[Objective]
Report how many lines of the entries below contain the word "name", and nothing more.

[Supplied records]
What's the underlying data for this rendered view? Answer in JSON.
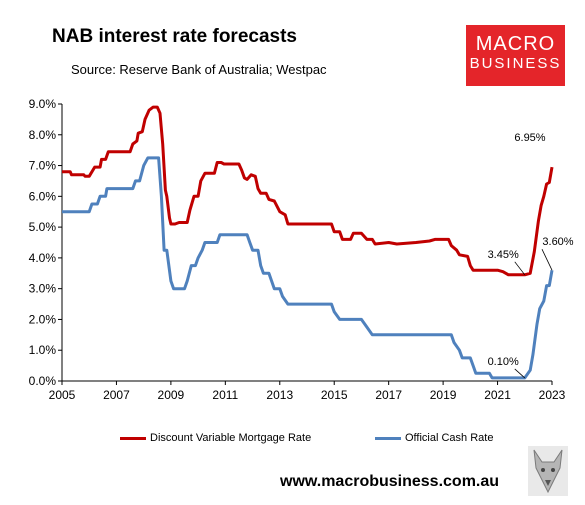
{
  "header": {
    "title": "NAB interest rate forecasts",
    "source": "Source: Reserve Bank of Australia; Westpac"
  },
  "logo": {
    "line1": "MACRO",
    "line2": "BUSINESS",
    "bg_color": "#e4252a"
  },
  "footer": {
    "website": "www.macrobusiness.com.au"
  },
  "chart_data": {
    "type": "line",
    "title": "NAB interest rate forecasts",
    "xlim": [
      2005,
      2023
    ],
    "ylim": [
      0,
      9
    ],
    "x_ticks": [
      "2005",
      "2007",
      "2009",
      "2011",
      "2013",
      "2015",
      "2017",
      "2019",
      "2021",
      "2023"
    ],
    "y_ticks": [
      "0.0%",
      "1.0%",
      "2.0%",
      "3.0%",
      "4.0%",
      "5.0%",
      "6.0%",
      "7.0%",
      "8.0%",
      "9.0%"
    ],
    "legend_position": "bottom",
    "series": [
      {
        "name": "Discount Variable Mortgage Rate",
        "color": "#c00000",
        "points": [
          [
            2005.0,
            6.8
          ],
          [
            2005.3,
            6.8
          ],
          [
            2005.35,
            6.7
          ],
          [
            2005.8,
            6.7
          ],
          [
            2005.85,
            6.65
          ],
          [
            2006.0,
            6.65
          ],
          [
            2006.2,
            6.95
          ],
          [
            2006.4,
            6.95
          ],
          [
            2006.45,
            7.2
          ],
          [
            2006.6,
            7.2
          ],
          [
            2006.7,
            7.45
          ],
          [
            2007.5,
            7.45
          ],
          [
            2007.6,
            7.7
          ],
          [
            2007.75,
            7.8
          ],
          [
            2007.8,
            8.05
          ],
          [
            2007.95,
            8.1
          ],
          [
            2008.05,
            8.5
          ],
          [
            2008.2,
            8.8
          ],
          [
            2008.35,
            8.9
          ],
          [
            2008.5,
            8.9
          ],
          [
            2008.6,
            8.7
          ],
          [
            2008.7,
            7.7
          ],
          [
            2008.8,
            6.2
          ],
          [
            2008.85,
            6.0
          ],
          [
            2008.95,
            5.3
          ],
          [
            2009.0,
            5.1
          ],
          [
            2009.15,
            5.1
          ],
          [
            2009.3,
            5.15
          ],
          [
            2009.6,
            5.15
          ],
          [
            2009.7,
            5.55
          ],
          [
            2009.85,
            6.0
          ],
          [
            2010.0,
            6.0
          ],
          [
            2010.1,
            6.5
          ],
          [
            2010.25,
            6.75
          ],
          [
            2010.6,
            6.75
          ],
          [
            2010.7,
            7.1
          ],
          [
            2010.85,
            7.1
          ],
          [
            2010.95,
            7.05
          ],
          [
            2011.5,
            7.05
          ],
          [
            2011.6,
            6.85
          ],
          [
            2011.7,
            6.6
          ],
          [
            2011.8,
            6.55
          ],
          [
            2011.95,
            6.7
          ],
          [
            2012.1,
            6.65
          ],
          [
            2012.2,
            6.25
          ],
          [
            2012.3,
            6.1
          ],
          [
            2012.5,
            6.1
          ],
          [
            2012.6,
            5.9
          ],
          [
            2012.8,
            5.85
          ],
          [
            2013.0,
            5.5
          ],
          [
            2013.2,
            5.4
          ],
          [
            2013.3,
            5.1
          ],
          [
            2014.9,
            5.1
          ],
          [
            2015.0,
            4.85
          ],
          [
            2015.2,
            4.85
          ],
          [
            2015.3,
            4.6
          ],
          [
            2015.6,
            4.6
          ],
          [
            2015.7,
            4.8
          ],
          [
            2016.0,
            4.8
          ],
          [
            2016.2,
            4.6
          ],
          [
            2016.4,
            4.6
          ],
          [
            2016.5,
            4.45
          ],
          [
            2017.0,
            4.5
          ],
          [
            2017.3,
            4.45
          ],
          [
            2018.0,
            4.5
          ],
          [
            2018.5,
            4.55
          ],
          [
            2018.7,
            4.6
          ],
          [
            2019.2,
            4.6
          ],
          [
            2019.3,
            4.4
          ],
          [
            2019.5,
            4.25
          ],
          [
            2019.6,
            4.1
          ],
          [
            2019.9,
            4.05
          ],
          [
            2020.0,
            3.75
          ],
          [
            2020.1,
            3.6
          ],
          [
            2021.0,
            3.6
          ],
          [
            2021.2,
            3.55
          ],
          [
            2021.4,
            3.45
          ],
          [
            2022.0,
            3.45
          ],
          [
            2022.2,
            3.5
          ],
          [
            2022.35,
            4.2
          ],
          [
            2022.5,
            5.2
          ],
          [
            2022.6,
            5.7
          ],
          [
            2022.7,
            6.0
          ],
          [
            2022.8,
            6.4
          ],
          [
            2022.9,
            6.45
          ],
          [
            2023.0,
            6.95
          ]
        ],
        "labels": [
          {
            "x": 2022.0,
            "y": 3.45,
            "text": "3.45%"
          },
          {
            "x": 2023.0,
            "y": 6.95,
            "text": "6.95%"
          }
        ]
      },
      {
        "name": "Official Cash Rate",
        "color": "#4f81bd",
        "points": [
          [
            2005.0,
            5.5
          ],
          [
            2006.0,
            5.5
          ],
          [
            2006.1,
            5.75
          ],
          [
            2006.3,
            5.75
          ],
          [
            2006.4,
            6.0
          ],
          [
            2006.6,
            6.0
          ],
          [
            2006.65,
            6.25
          ],
          [
            2007.6,
            6.25
          ],
          [
            2007.7,
            6.5
          ],
          [
            2007.85,
            6.5
          ],
          [
            2008.0,
            7.0
          ],
          [
            2008.15,
            7.25
          ],
          [
            2008.55,
            7.25
          ],
          [
            2008.65,
            6.0
          ],
          [
            2008.75,
            4.25
          ],
          [
            2008.85,
            4.25
          ],
          [
            2009.0,
            3.25
          ],
          [
            2009.1,
            3.0
          ],
          [
            2009.5,
            3.0
          ],
          [
            2009.6,
            3.25
          ],
          [
            2009.75,
            3.75
          ],
          [
            2009.9,
            3.75
          ],
          [
            2010.0,
            4.0
          ],
          [
            2010.15,
            4.25
          ],
          [
            2010.25,
            4.5
          ],
          [
            2010.7,
            4.5
          ],
          [
            2010.8,
            4.75
          ],
          [
            2011.8,
            4.75
          ],
          [
            2011.9,
            4.5
          ],
          [
            2012.0,
            4.25
          ],
          [
            2012.2,
            4.25
          ],
          [
            2012.3,
            3.75
          ],
          [
            2012.4,
            3.5
          ],
          [
            2012.6,
            3.5
          ],
          [
            2012.7,
            3.25
          ],
          [
            2012.8,
            3.0
          ],
          [
            2013.0,
            3.0
          ],
          [
            2013.1,
            2.75
          ],
          [
            2013.3,
            2.5
          ],
          [
            2014.9,
            2.5
          ],
          [
            2015.0,
            2.25
          ],
          [
            2015.2,
            2.0
          ],
          [
            2016.0,
            2.0
          ],
          [
            2016.2,
            1.75
          ],
          [
            2016.4,
            1.5
          ],
          [
            2019.3,
            1.5
          ],
          [
            2019.4,
            1.25
          ],
          [
            2019.6,
            1.0
          ],
          [
            2019.7,
            0.75
          ],
          [
            2020.0,
            0.75
          ],
          [
            2020.1,
            0.5
          ],
          [
            2020.2,
            0.25
          ],
          [
            2020.7,
            0.25
          ],
          [
            2020.8,
            0.1
          ],
          [
            2022.0,
            0.1
          ],
          [
            2022.2,
            0.35
          ],
          [
            2022.3,
            0.85
          ],
          [
            2022.45,
            1.85
          ],
          [
            2022.55,
            2.35
          ],
          [
            2022.7,
            2.6
          ],
          [
            2022.8,
            3.1
          ],
          [
            2022.9,
            3.1
          ],
          [
            2023.0,
            3.6
          ]
        ],
        "labels": [
          {
            "x": 2022.0,
            "y": 0.1,
            "text": "0.10%"
          },
          {
            "x": 2023.0,
            "y": 3.6,
            "text": "3.60%"
          }
        ]
      }
    ]
  }
}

[The result]
2